(Challenge)
Leave out the images and repeat the listing below without a single change.

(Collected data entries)
.....
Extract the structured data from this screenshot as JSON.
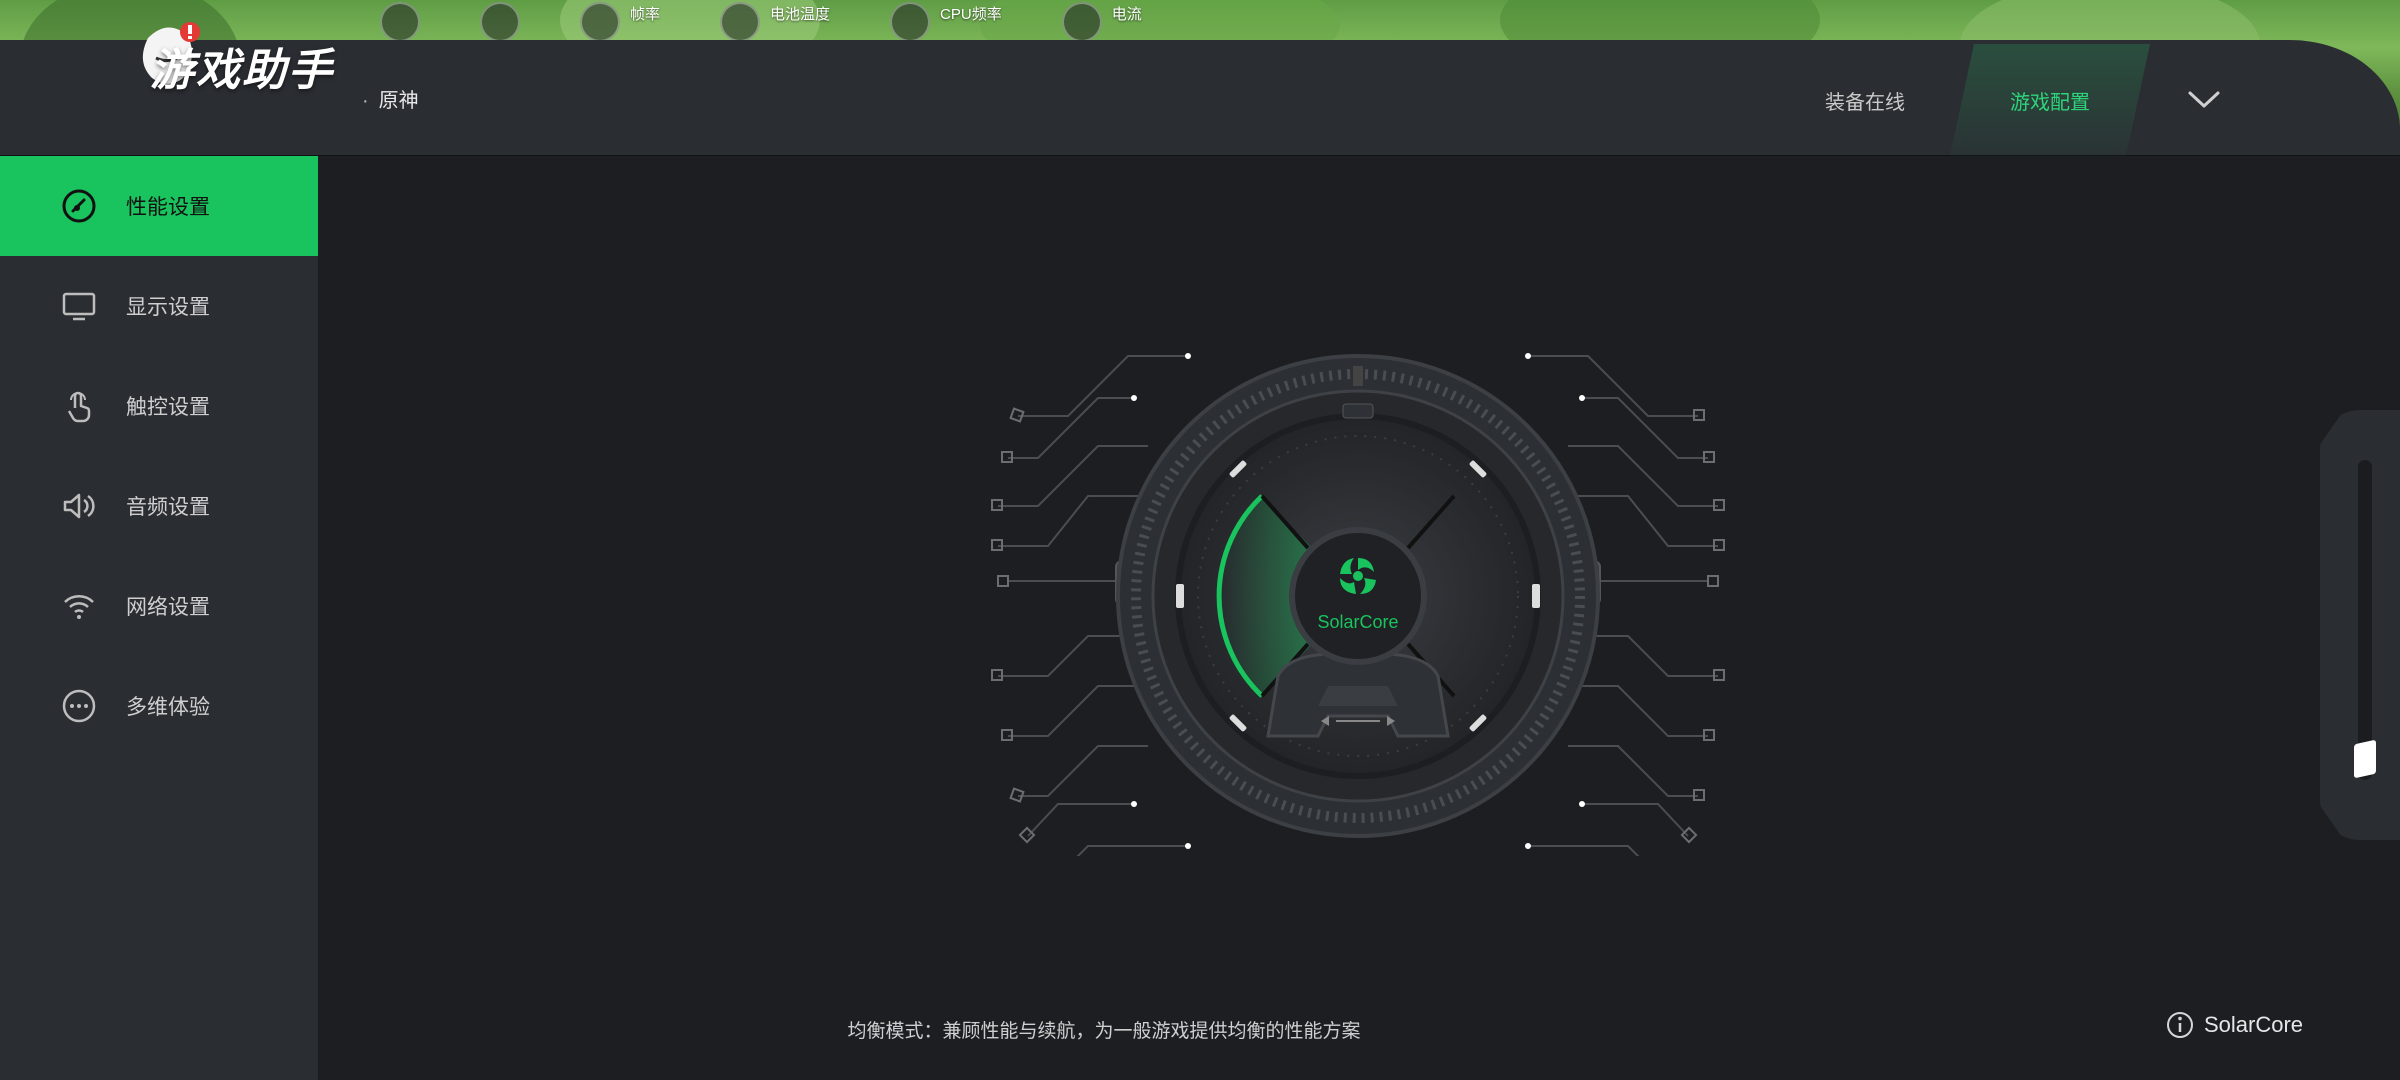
{
  "header": {
    "app_title": "游戏助手",
    "game_name": "原神",
    "game_dot": "·",
    "tabs": [
      {
        "label": "装备在线",
        "active": false
      },
      {
        "label": "游戏配置",
        "active": true
      }
    ]
  },
  "hud": {
    "items": [
      {
        "label": "帧率"
      },
      {
        "label": "电池温度"
      },
      {
        "label": "CPU频率"
      },
      {
        "label": "电流"
      }
    ]
  },
  "sidebar": {
    "items": [
      {
        "label": "性能设置",
        "icon": "speedometer-icon",
        "active": true
      },
      {
        "label": "显示设置",
        "icon": "monitor-icon",
        "active": false
      },
      {
        "label": "触控设置",
        "icon": "touch-icon",
        "active": false
      },
      {
        "label": "音频设置",
        "icon": "speaker-icon",
        "active": false
      },
      {
        "label": "网络设置",
        "icon": "wifi-icon",
        "active": false
      },
      {
        "label": "多维体验",
        "icon": "more-icon",
        "active": false
      }
    ]
  },
  "dial": {
    "brand": "SolarCore",
    "progress": 0.25
  },
  "main": {
    "mode_description": "均衡模式：兼顾性能与续航，为一般游戏提供均衡的性能方案",
    "brand_info": "SolarCore"
  },
  "colors": {
    "accent": "#19c35d",
    "accent_text": "#2fd47a",
    "panel": "#1c1e21",
    "sidebar": "#2a2d32"
  }
}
.....
(Solution to the exercise)
Extract the structured data from this screenshot as JSON.
{
  "header": {
    "app_title": "游戏助手",
    "game_name": "原神",
    "game_dot": "·",
    "tabs": [
      {
        "label": "装备在线",
        "active": false
      },
      {
        "label": "游戏配置",
        "active": true
      }
    ]
  },
  "hud": {
    "items": [
      {
        "label": "帧率"
      },
      {
        "label": "电池温度"
      },
      {
        "label": "CPU频率"
      },
      {
        "label": "电流"
      }
    ]
  },
  "sidebar": {
    "items": [
      {
        "label": "性能设置",
        "icon": "speedometer-icon",
        "active": true
      },
      {
        "label": "显示设置",
        "icon": "monitor-icon",
        "active": false
      },
      {
        "label": "触控设置",
        "icon": "touch-icon",
        "active": false
      },
      {
        "label": "音频设置",
        "icon": "speaker-icon",
        "active": false
      },
      {
        "label": "网络设置",
        "icon": "wifi-icon",
        "active": false
      },
      {
        "label": "多维体验",
        "icon": "more-icon",
        "active": false
      }
    ]
  },
  "dial": {
    "brand": "SolarCore",
    "progress": 0.25
  },
  "main": {
    "mode_description": "均衡模式：兼顾性能与续航，为一般游戏提供均衡的性能方案",
    "brand_info": "SolarCore"
  },
  "colors": {
    "accent": "#19c35d",
    "accent_text": "#2fd47a",
    "panel": "#1c1e21",
    "sidebar": "#2a2d32"
  }
}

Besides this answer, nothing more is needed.